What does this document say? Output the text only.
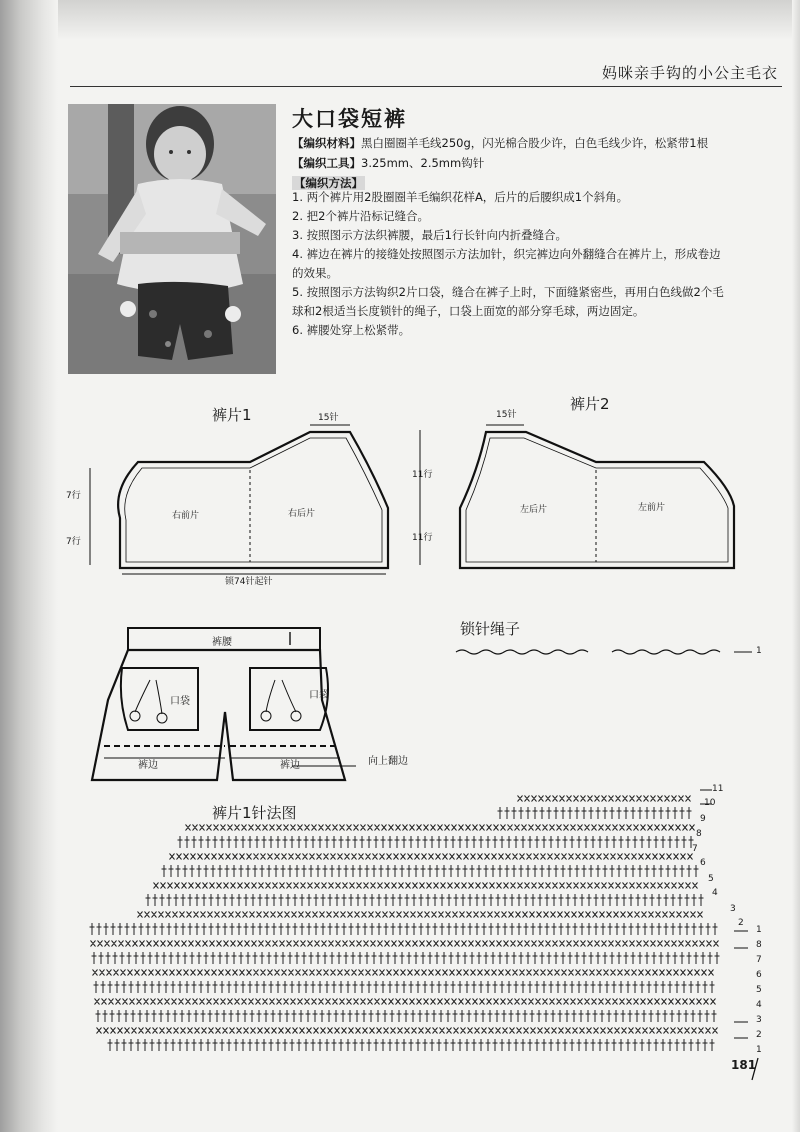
妈咪亲手钩的小公主毛衣
大口袋短裤
【编织材料】黑白圈圈羊毛线250g，闪光棉合股少许，白色毛线少许，松紧带1根
【编织工具】3.25mm、2.5mm钩针
【编织方法】
1. 两个裤片用2股圈圈羊毛编织花样A，后片的后腰织成1个斜角。
2. 把2个裤片沿标记缝合。
3. 按照图示方法织裤腰，最后1行长针向内折叠缝合。
4. 裤边在裤片的接缝处按照图示方法加针，织完裤边向外翻缝合在裤片上，形成卷边
的效果。
5. 按照图示方法钩织2片口袋，缝合在裤子上时，下面缝紧密些，再用白色线做2个毛
球和2根适当长度锁针的绳子，口袋上面宽的部分穿毛球，两边固定。
6. 裤腰处穿上松紧带。
裤片1	15针
7行
7行
右前片	右后片
锁74针起针
裤片2
15针
11行
11行
左后片	左前片
裤腰
口袋
口袋
裤边	裤边	向上翻边
锁针绳子
1
裤片1针法图
11
10
9
8
7
6
5
4
3
2
1
8
7
6
5
4
3
2
1
181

□ □ □ □ □

[PROBLEM TO WORK ON] Take the data above and repeat it exactly, leaving each picture out.

[SOLUTION FOR THIS PROBLEM]
What does this document say? Output the text only.
妈咪亲手钩的小公主毛衣
大口袋短裤
【编织材料】黑白圈圈羊毛线250g，闪光棉合股少许，白色毛线少许，松紧带1根
【编织工具】3.25mm、2.5mm钩针
【编织方法】
1. 两个裤片用2股圈圈羊毛编织花样A，后片的后腰织成1个斜角。
2. 把2个裤片沿标记缝合。
3. 按照图示方法织裤腰，最后1行长针向内折叠缝合。
4. 裤边在裤片的接缝处按照图示方法加针，织完裤边向外翻缝合在裤片上，形成卷边
的效果。
5. 按照图示方法钩织2片口袋，缝合在裤子上时，下面缝紧密些，再用白色线做2个毛
球和2根适当长度锁针的绳子，口袋上面宽的部分穿毛球，两边固定。
6. 裤腰处穿上松紧带。
裤片1	15针
7行
7行
右前片	右后片
锁74针起针
裤片2
15针
11行
11行
左后片	左前片
裤腰
口袋
口袋
裤边	裤边	向上翻边
锁针绳子
1
裤片1针法图
11
10
9
8
7
6
5
4
3
2
1
8
7
6
5
4
3
2
1
181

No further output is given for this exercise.